## YOUR GOAL
Locate and copy each line in the data that contains the word "optimization".

## INFORMATION PROVIDED
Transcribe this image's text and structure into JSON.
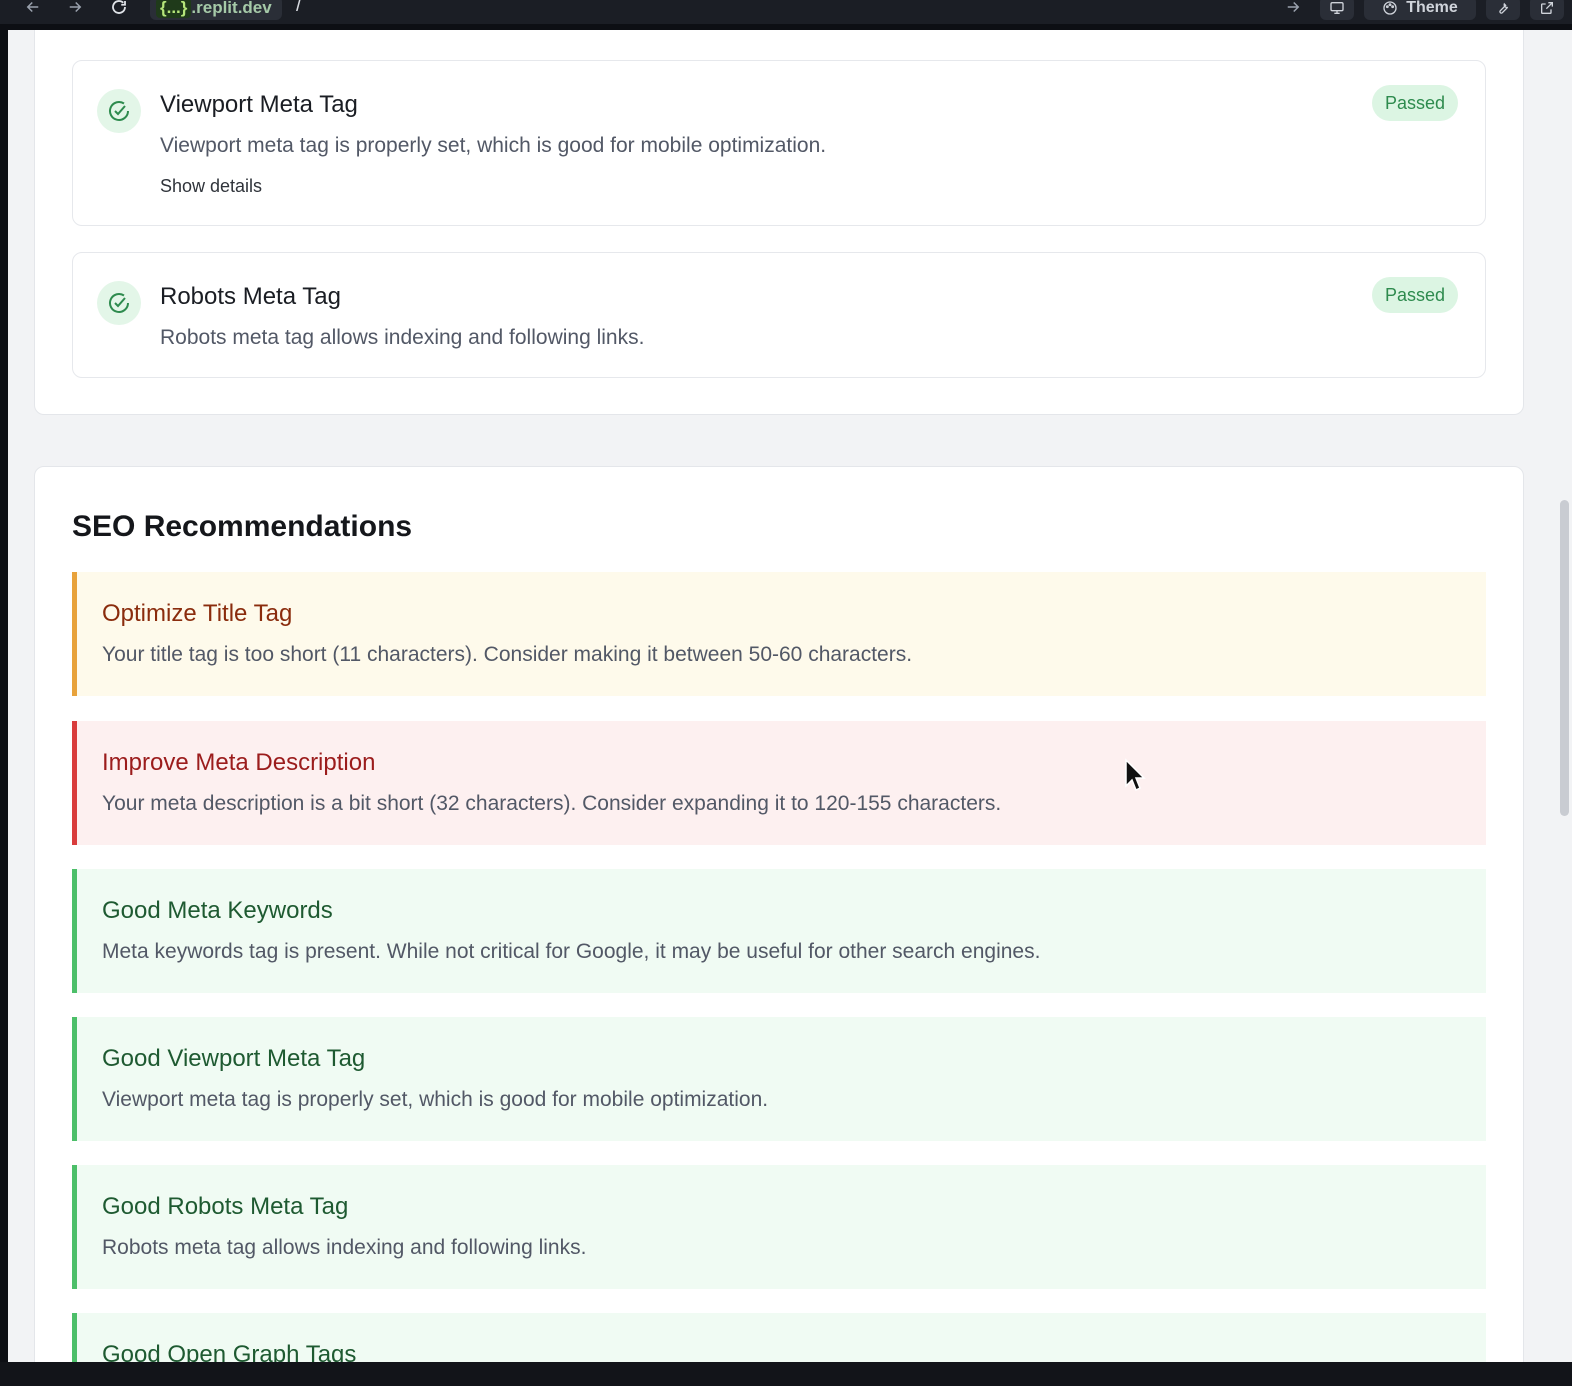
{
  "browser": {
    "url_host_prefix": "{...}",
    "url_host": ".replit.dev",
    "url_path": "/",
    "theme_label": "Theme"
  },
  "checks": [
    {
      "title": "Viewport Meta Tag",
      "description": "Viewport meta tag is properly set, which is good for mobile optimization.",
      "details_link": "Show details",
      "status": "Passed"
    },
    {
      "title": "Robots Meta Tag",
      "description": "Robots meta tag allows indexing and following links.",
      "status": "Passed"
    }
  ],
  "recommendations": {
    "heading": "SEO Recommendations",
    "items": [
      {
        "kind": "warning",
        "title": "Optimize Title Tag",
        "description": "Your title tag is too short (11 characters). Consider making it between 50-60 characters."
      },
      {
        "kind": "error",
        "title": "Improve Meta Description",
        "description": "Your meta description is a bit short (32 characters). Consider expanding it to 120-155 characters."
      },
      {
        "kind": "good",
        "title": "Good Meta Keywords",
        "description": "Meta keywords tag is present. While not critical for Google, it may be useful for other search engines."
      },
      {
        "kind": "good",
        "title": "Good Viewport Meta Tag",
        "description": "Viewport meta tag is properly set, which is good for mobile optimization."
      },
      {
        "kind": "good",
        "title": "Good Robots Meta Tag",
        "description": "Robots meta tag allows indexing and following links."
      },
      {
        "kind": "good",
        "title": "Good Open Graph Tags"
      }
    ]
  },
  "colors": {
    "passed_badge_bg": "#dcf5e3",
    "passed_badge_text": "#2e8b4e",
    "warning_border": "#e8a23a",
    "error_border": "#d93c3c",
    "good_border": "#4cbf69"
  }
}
==
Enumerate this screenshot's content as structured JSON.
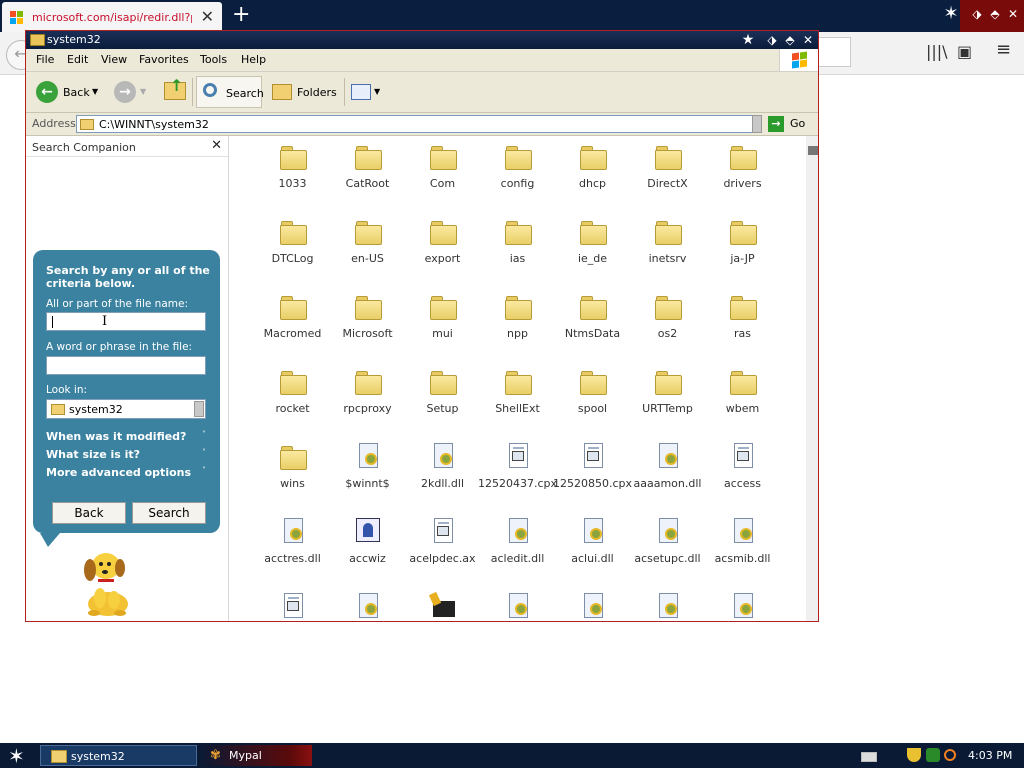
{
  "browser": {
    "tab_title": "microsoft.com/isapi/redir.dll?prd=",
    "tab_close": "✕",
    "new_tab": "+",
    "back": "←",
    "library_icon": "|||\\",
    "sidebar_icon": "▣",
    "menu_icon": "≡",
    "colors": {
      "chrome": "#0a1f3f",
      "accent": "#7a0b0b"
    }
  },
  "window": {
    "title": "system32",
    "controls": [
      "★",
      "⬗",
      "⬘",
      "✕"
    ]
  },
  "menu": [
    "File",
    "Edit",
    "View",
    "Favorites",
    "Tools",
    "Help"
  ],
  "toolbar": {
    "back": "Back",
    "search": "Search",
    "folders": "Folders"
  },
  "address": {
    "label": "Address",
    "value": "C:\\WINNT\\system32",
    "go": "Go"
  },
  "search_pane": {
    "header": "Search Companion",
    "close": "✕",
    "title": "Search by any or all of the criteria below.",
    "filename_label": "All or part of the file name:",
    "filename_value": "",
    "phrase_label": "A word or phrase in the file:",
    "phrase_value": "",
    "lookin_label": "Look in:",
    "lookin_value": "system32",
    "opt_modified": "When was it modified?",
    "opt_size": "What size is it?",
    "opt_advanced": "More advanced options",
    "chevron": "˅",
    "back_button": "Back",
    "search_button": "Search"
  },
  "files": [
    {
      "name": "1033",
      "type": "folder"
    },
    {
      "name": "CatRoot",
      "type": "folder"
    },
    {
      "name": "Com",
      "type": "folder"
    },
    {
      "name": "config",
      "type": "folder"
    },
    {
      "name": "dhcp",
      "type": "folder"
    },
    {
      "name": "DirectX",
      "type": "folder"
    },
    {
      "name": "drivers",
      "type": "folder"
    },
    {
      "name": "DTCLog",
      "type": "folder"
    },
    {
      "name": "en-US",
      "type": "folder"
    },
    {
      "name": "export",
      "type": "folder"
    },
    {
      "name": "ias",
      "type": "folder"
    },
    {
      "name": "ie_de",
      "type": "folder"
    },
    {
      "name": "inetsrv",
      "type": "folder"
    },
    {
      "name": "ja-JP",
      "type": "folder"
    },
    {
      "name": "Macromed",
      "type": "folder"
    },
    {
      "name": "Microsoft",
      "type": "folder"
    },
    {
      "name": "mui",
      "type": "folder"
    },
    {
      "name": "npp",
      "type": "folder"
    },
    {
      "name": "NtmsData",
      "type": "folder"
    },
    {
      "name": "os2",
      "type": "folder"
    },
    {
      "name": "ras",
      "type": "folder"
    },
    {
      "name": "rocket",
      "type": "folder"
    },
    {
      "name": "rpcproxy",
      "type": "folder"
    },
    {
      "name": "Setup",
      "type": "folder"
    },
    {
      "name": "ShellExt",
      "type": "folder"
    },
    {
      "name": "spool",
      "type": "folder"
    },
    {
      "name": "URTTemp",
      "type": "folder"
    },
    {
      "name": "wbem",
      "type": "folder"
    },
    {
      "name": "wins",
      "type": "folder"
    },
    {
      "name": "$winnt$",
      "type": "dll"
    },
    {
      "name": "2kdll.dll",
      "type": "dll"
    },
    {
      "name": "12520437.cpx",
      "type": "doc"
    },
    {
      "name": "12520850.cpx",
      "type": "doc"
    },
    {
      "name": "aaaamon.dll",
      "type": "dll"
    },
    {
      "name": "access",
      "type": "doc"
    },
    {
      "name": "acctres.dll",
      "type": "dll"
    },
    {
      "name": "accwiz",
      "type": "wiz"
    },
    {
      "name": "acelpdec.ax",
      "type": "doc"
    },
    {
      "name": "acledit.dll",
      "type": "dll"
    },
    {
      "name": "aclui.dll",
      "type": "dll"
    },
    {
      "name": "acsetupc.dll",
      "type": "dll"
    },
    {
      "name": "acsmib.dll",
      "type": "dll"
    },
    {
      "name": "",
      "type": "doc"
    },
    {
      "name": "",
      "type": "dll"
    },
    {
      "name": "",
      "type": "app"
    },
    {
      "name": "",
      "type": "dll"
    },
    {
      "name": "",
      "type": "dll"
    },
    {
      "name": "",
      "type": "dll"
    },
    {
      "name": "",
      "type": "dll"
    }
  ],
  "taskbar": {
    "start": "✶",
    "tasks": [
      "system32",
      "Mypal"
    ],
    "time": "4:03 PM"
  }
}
---
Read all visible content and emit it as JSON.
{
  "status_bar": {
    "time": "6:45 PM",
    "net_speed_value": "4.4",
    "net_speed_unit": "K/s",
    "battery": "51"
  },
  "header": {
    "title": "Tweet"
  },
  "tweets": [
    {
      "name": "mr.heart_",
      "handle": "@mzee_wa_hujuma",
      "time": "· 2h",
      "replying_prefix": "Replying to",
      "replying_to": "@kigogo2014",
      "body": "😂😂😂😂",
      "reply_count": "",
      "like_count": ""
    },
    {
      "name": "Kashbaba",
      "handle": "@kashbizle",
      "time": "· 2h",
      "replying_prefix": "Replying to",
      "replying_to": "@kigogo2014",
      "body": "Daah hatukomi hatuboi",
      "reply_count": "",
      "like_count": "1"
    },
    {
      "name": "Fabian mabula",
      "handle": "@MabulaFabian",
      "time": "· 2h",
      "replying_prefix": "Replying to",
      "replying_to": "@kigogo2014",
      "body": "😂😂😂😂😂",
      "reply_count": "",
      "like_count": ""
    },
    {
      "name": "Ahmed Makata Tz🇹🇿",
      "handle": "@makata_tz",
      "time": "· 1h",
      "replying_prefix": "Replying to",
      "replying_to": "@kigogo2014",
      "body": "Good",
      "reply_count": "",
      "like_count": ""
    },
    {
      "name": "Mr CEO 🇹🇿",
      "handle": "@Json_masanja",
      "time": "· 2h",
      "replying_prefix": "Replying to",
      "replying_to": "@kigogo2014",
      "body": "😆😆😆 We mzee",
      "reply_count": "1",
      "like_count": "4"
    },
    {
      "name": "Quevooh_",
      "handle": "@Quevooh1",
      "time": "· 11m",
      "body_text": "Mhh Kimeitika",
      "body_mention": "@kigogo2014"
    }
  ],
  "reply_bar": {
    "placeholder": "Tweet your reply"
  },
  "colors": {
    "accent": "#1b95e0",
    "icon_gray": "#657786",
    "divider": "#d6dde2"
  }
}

## FULL RESPONSE
      "description": "Viewport meta tag is properly set, which is good for mobile optimization.",
        "description": "Viewport meta tag is properly set, which is good for mobile optimization."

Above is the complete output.